• _Stated exercise_: Copy every entry exactly as given, minus the images.

• _Dataset_:
+ + + +

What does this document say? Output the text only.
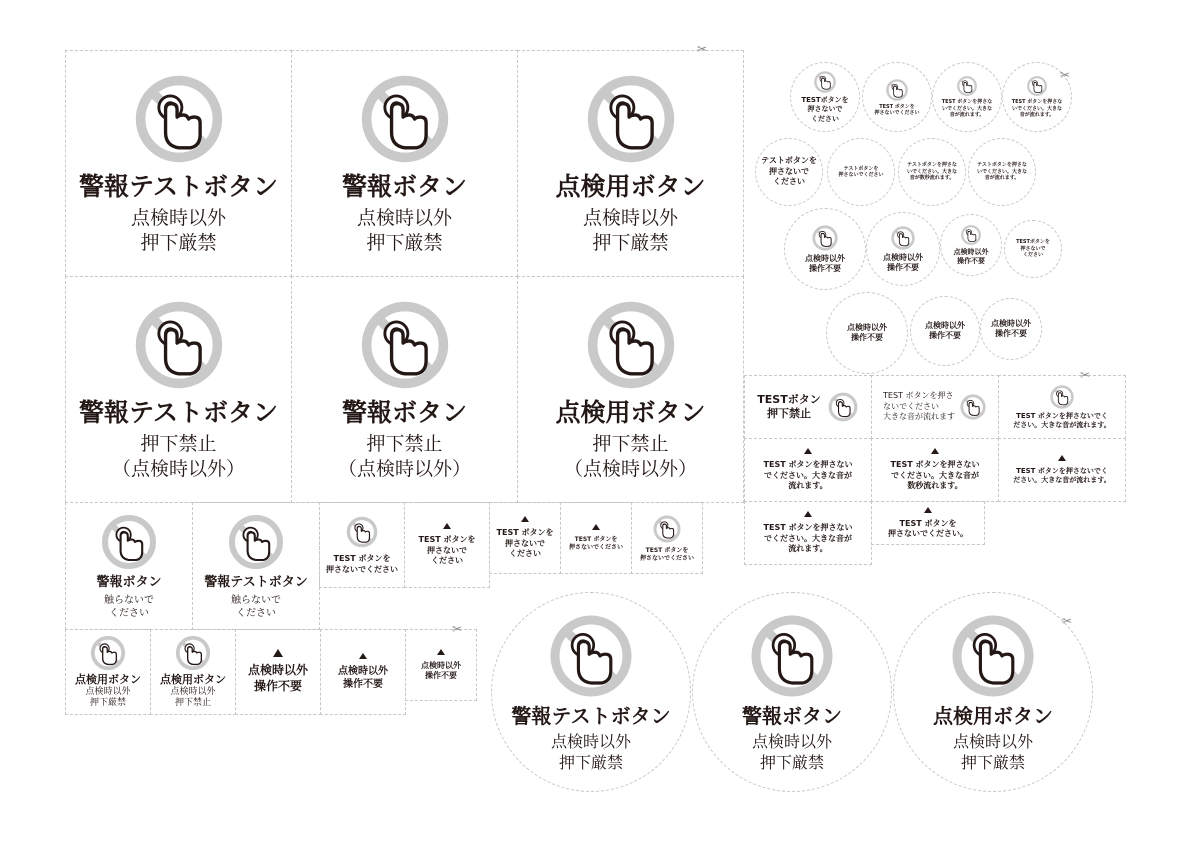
警報テストボタン
点検時以外
押下厳禁
警報ボタン
点検時以外
押下厳禁
点検用ボタン
点検時以外
押下厳禁
✂
警報テストボタン
押下禁止
（点検時以外）
警報ボタン
押下禁止
（点検時以外）
点検用ボタン
押下禁止
（点検時以外）
警報ボタン
触らないで
ください
警報テストボタン
触らないで
ください
TEST ボタンを
押さないでください
TEST ボタンを
押さないで
ください
TEST ボタンを
押さないで
ください
TEST ボタンを
押さないでください	TEST ボタンを
押さないでください
点検用ボタン
点検時以外
押下厳禁
点検用ボタン
点検時以外
押下禁止
点検時以外
操作不要
点検時以外
操作不要
点検時以外
操作不要
✂
警報テストボタン
点検時以外
押下厳禁
警報ボタン
点検時以外
押下厳禁
点検用ボタン
点検時以外
押下厳禁
✂
TESTボタンを
押さないで
ください
TEST ボタンを
押さないでください
TEST ボタンを押さな
いでください。大きな
音が流れます。
TEST ボタンを押さな
いでください。大きな
音が流れます。
✂
テストボタンを
押さないで
ください
テストボタンを
押さないでください
テストボタンを押さな
いでください。大きな
音が数秒流れます。
テストボタンを押さな
いでください。大きな
音が流れます。
点検時以外
操作不要
点検時以外
操作不要
点検時以外
操作不要
TESTボタンを
押さないで
ください
点検時以外
操作不要
点検時以外
操作不要
点検時以外
操作不要
TESTボタン
押下禁止
TEST ボタンを押さ
ないでください
大きな音が流れます	TEST ボタンを押さないでく
ださい。大きな音が流れます。
✂
TEST ボタンを押さない
でください。大きな音が
流れます。
TEST ボタンを押さない
でください。大きな音が
数秒流れます。
TEST ボタンを押さないでく
ださい。大きな音が流れます。
TEST ボタンを押さない
でください。大きな音が
流れます。
TEST ボタンを
押さないでください。
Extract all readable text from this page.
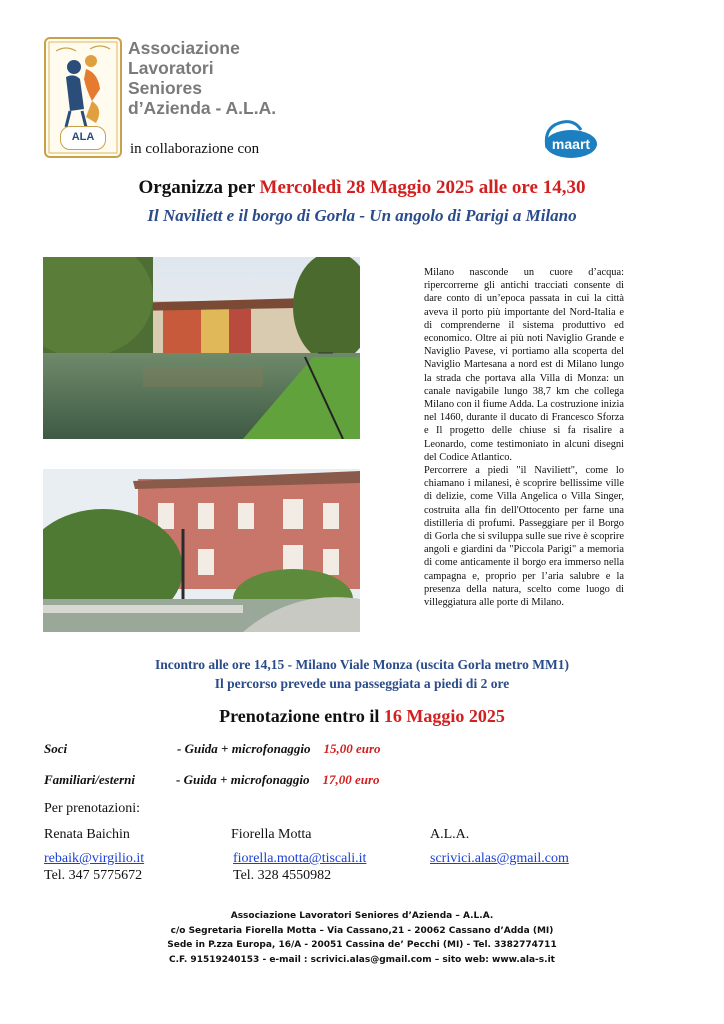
ALA
Associazione
Lavoratori
Seniores
d’Azienda - A.L.A.
in collaborazione con	maart
Organizza per Mercoledì 28 Maggio 2025 alle ore 14,30
Il Naviliett e il borgo di Gorla - Un angolo di Parigi a Milano

Milano nasconde un cuore d’acqua: ripercorrerne gli antichi tracciati consente di dare conto di un’epoca passata in cui la città aveva il porto più importante del Nord-Italia e di comprenderne il sistema produttivo ed economico. Oltre ai più noti Naviglio Grande e Naviglio Pavese, vi portiamo alla scoperta del Naviglio Martesana a nord est di Milano lungo la strada che portava alla Villa di Monza: un canale navigabile lungo 38,7 km che collega Milano con il fiume Adda. La costruzione inizia nel 1460, durante il ducato di Francesco Sforza e Il progetto delle chiuse si fa risalire a Leonardo, come testimoniato in alcuni disegni del Codice Atlantico.

Percorrere a piedi "il Naviliett", come lo chiamano i milanesi, è scoprire bellissime ville di delizie, come Villa Angelica o Villa Singer, costruita alla fin dell'Ottocento per farne una distilleria di profumi. Passeggiare per il Borgo di Gorla che si sviluppa sulle sue rive è scoprire angoli e giardini da "Piccola Parigi" a memoria di come anticamente il borgo era immerso nella campagna e, proprio per l’aria salubre e la presenza della natura, scelto come luogo di villeggiatura alle porte di Milano.

Incontro alle ore 14,15 - Milano Viale Monza (uscita Gorla metro MM1)
Il percorso prevede una passeggiata a piedi di 2 ore
Prenotazione entro il 16 Maggio 2025
Soci	- Guida + microfonaggio 15,00 euro
Familiari/esterni	- Guida + microfonaggio 17,00 euro
Per prenotazioni:
Renata Baichin	Fiorella Motta	A.L.A.
rebaik@virgilio.it	fiorella.motta@tiscali.it	scrivici.alas@gmail.com
Tel. 347 5775672	Tel. 328 4550982
Associazione Lavoratori Seniores d’Azienda – A.L.A.
c/o Segretaria Fiorella Motta – Via Cassano,21 - 20062 Cassano d’Adda (MI)
Sede in P.zza Europa, 16/A - 20051 Cassina de’ Pecchi (MI) - Tel. 3382774711
C.F. 91519240153 - e-mail : scrivici.alas@gmail.com – sito web: www.ala-s.it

+ + + +

• _Final answer_:
What does this document say? Output the text only.
警報テストボタン
点検時以外
押下厳禁
警報ボタン
点検時以外
押下厳禁
点検用ボタン
点検時以外
押下厳禁
✂
警報テストボタン
押下禁止
（点検時以外）
警報ボタン
押下禁止
（点検時以外）
点検用ボタン
押下禁止
（点検時以外）
警報ボタン
触らないで
ください
警報テストボタン
触らないで
ください
TEST ボタンを
押さないでください
TEST ボタンを
押さないで
ください
TEST ボタンを
押さないで
ください
TEST ボタンを
押さないでください	TEST ボタンを
押さないでください
点検用ボタン
点検時以外
押下厳禁
点検用ボタン
点検時以外
押下禁止
点検時以外
操作不要
点検時以外
操作不要
点検時以外
操作不要
✂
警報テストボタン
点検時以外
押下厳禁
警報ボタン
点検時以外
押下厳禁
点検用ボタン
点検時以外
押下厳禁
✂
TESTボタンを
押さないで
ください
TEST ボタンを
押さないでください
TEST ボタンを押さな
いでください。大きな
音が流れます。
TEST ボタンを押さな
いでください。大きな
音が流れます。
✂
テストボタンを
押さないで
ください
テストボタンを
押さないでください
テストボタンを押さな
いでください。大きな
音が数秒流れます。
テストボタンを押さな
いでください。大きな
音が流れます。
点検時以外
操作不要
点検時以外
操作不要
点検時以外
操作不要
TESTボタンを
押さないで
ください
点検時以外
操作不要
点検時以外
操作不要
点検時以外
操作不要
TESTボタン
押下禁止
TEST ボタンを押さ
ないでください
大きな音が流れます	TEST ボタンを押さないでく
ださい。大きな音が流れます。
✂
TEST ボタンを押さない
でください。大きな音が
流れます。
TEST ボタンを押さない
でください。大きな音が
数秒流れます。
TEST ボタンを押さないでく
ださい。大きな音が流れます。
TEST ボタンを押さない
でください。大きな音が
流れます。
TEST ボタンを
押さないでください。
Extract all readable text from this page.
ALA
Associazione
Lavoratori
Seniores
d’Azienda - A.L.A.
in collaborazione con	maart
Organizza per Mercoledì 28 Maggio 2025 alle ore 14,30
Il Naviliett e il borgo di Gorla - Un angolo di Parigi a Milano

Milano nasconde un cuore d’acqua: ripercorrerne gli antichi tracciati consente di dare conto di un’epoca passata in cui la città aveva il porto più importante del Nord-Italia e di comprenderne il sistema produttivo ed economico. Oltre ai più noti Naviglio Grande e Naviglio Pavese, vi portiamo alla scoperta del Naviglio Martesana a nord est di Milano lungo la strada che portava alla Villa di Monza: un canale navigabile lungo 38,7 km che collega Milano con il fiume Adda. La costruzione inizia nel 1460, durante il ducato di Francesco Sforza e Il progetto delle chiuse si fa risalire a Leonardo, come testimoniato in alcuni disegni del Codice Atlantico.

Percorrere a piedi "il Naviliett", come lo chiamano i milanesi, è scoprire bellissime ville di delizie, come Villa Angelica o Villa Singer, costruita alla fin dell'Ottocento per farne una distilleria di profumi. Passeggiare per il Borgo di Gorla che si sviluppa sulle sue rive è scoprire angoli e giardini da "Piccola Parigi" a memoria di come anticamente il borgo era immerso nella campagna e, proprio per l’aria salubre e la presenza della natura, scelto come luogo di villeggiatura alle porte di Milano.

Incontro alle ore 14,15 - Milano Viale Monza (uscita Gorla metro MM1)
Il percorso prevede una passeggiata a piedi di 2 ore
Prenotazione entro il 16 Maggio 2025
Soci	- Guida + microfonaggio 15,00 euro
Familiari/esterni	- Guida + microfonaggio 17,00 euro
Per prenotazioni:
Renata Baichin	Fiorella Motta	A.L.A.
rebaik@virgilio.it	fiorella.motta@tiscali.it	scrivici.alas@gmail.com
Tel. 347 5775672	Tel. 328 4550982
Associazione Lavoratori Seniores d’Azienda – A.L.A.
c/o Segretaria Fiorella Motta – Via Cassano,21 - 20062 Cassano d’Adda (MI)
Sede in P.zza Europa, 16/A - 20051 Cassina de’ Pecchi (MI) - Tel. 3382774711
C.F. 91519240153 - e-mail : scrivici.alas@gmail.com – sito web: www.ala-s.it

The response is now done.